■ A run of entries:
--------------------
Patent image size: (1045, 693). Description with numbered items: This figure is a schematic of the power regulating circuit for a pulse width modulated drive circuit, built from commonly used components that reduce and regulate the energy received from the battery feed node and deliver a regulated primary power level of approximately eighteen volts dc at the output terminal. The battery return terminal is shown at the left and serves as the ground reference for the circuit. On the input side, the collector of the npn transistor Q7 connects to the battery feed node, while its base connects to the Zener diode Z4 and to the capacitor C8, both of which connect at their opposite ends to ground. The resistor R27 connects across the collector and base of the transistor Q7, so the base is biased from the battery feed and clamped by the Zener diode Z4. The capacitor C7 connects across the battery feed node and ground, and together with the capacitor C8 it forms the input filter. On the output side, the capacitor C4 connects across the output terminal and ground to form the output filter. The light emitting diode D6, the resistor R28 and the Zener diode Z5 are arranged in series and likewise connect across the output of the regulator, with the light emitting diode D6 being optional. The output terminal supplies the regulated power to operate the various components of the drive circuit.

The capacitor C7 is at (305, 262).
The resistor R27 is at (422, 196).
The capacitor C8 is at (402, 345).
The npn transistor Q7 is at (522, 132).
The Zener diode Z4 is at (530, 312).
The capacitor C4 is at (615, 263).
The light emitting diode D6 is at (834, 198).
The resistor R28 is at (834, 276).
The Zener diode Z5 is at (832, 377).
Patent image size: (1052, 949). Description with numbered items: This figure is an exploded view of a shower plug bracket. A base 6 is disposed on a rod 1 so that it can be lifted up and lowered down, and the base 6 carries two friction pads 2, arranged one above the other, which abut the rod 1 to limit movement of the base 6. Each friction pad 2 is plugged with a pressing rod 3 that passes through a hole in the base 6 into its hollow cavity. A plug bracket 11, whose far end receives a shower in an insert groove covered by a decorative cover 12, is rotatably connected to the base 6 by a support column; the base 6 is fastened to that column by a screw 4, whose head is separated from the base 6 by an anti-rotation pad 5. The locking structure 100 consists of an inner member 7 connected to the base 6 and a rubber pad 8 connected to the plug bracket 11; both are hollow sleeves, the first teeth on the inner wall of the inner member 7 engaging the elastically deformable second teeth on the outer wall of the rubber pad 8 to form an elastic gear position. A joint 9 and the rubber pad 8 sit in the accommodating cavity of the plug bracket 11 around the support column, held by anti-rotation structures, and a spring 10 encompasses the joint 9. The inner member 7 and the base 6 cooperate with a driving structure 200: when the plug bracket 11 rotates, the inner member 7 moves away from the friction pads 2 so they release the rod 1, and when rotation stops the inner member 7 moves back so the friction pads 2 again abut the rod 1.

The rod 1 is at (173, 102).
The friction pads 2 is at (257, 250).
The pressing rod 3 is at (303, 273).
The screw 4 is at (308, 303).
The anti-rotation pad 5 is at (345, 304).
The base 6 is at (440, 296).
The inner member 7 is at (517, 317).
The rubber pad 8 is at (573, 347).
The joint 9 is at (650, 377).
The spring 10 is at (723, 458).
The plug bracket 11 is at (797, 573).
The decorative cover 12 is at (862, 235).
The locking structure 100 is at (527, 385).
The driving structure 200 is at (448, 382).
--------------------
■ Given request:
Reproduce every line of the entries above without changing a single character.

■ Final result:
Patent image size: (1045, 693). Description with numbered items: This figure is a schematic of the power regulating circuit for a pulse width modulated drive circuit, built from commonly used components that reduce and regulate the energy received from the battery feed node and deliver a regulated primary power level of approximately eighteen volts dc at the output terminal. The battery return terminal is shown at the left and serves as the ground reference for the circuit. On the input side, the collector of the npn transistor Q7 connects to the battery feed node, while its base connects to the Zener diode Z4 and to the capacitor C8, both of which connect at their opposite ends to ground. The resistor R27 connects across the collector and base of the transistor Q7, so the base is biased from the battery feed and clamped by the Zener diode Z4. The capacitor C7 connects across the battery feed node and ground, and together with the capacitor C8 it forms the input filter. On the output side, the capacitor C4 connects across the output terminal and ground to form the output filter. The light emitting diode D6, the resistor R28 and the Zener diode Z5 are arranged in series and likewise connect across the output of the regulator, with the light emitting diode D6 being optional. The output terminal supplies the regulated power to operate the various components of the drive circuit.

The capacitor C7 is at (305, 262).
The resistor R27 is at (422, 196).
The capacitor C8 is at (402, 345).
The npn transistor Q7 is at (522, 132).
The Zener diode Z4 is at (530, 312).
The capacitor C4 is at (615, 263).
The light emitting diode D6 is at (834, 198).
The resistor R28 is at (834, 276).
The Zener diode Z5 is at (832, 377).
Patent image size: (1052, 949). Description with numbered items: This figure is an exploded view of a shower plug bracket. A base 6 is disposed on a rod 1 so that it can be lifted up and lowered down, and the base 6 carries two friction pads 2, arranged one above the other, which abut the rod 1 to limit movement of the base 6. Each friction pad 2 is plugged with a pressing rod 3 that passes through a hole in the base 6 into its hollow cavity. A plug bracket 11, whose far end receives a shower in an insert groove covered by a decorative cover 12, is rotatably connected to the base 6 by a support column; the base 6 is fastened to that column by a screw 4, whose head is separated from the base 6 by an anti-rotation pad 5. The locking structure 100 consists of an inner member 7 connected to the base 6 and a rubber pad 8 connected to the plug bracket 11; both are hollow sleeves, the first teeth on the inner wall of the inner member 7 engaging the elastically deformable second teeth on the outer wall of the rubber pad 8 to form an elastic gear position. A joint 9 and the rubber pad 8 sit in the accommodating cavity of the plug bracket 11 around the support column, held by anti-rotation structures, and a spring 10 encompasses the joint 9. The inner member 7 and the base 6 cooperate with a driving structure 200: when the plug bracket 11 rotates, the inner member 7 moves away from the friction pads 2 so they release the rod 1, and when rotation stops the inner member 7 moves back so the friction pads 2 again abut the rod 1.

The rod 1 is at (173, 102).
The friction pads 2 is at (257, 250).
The pressing rod 3 is at (303, 273).
The screw 4 is at (308, 303).
The anti-rotation pad 5 is at (345, 304).
The base 6 is at (440, 296).
The inner member 7 is at (517, 317).
The rubber pad 8 is at (573, 347).
The joint 9 is at (650, 377).
The spring 10 is at (723, 458).
The plug bracket 11 is at (797, 573).
The decorative cover 12 is at (862, 235).
The locking structure 100 is at (527, 385).
The driving structure 200 is at (448, 382).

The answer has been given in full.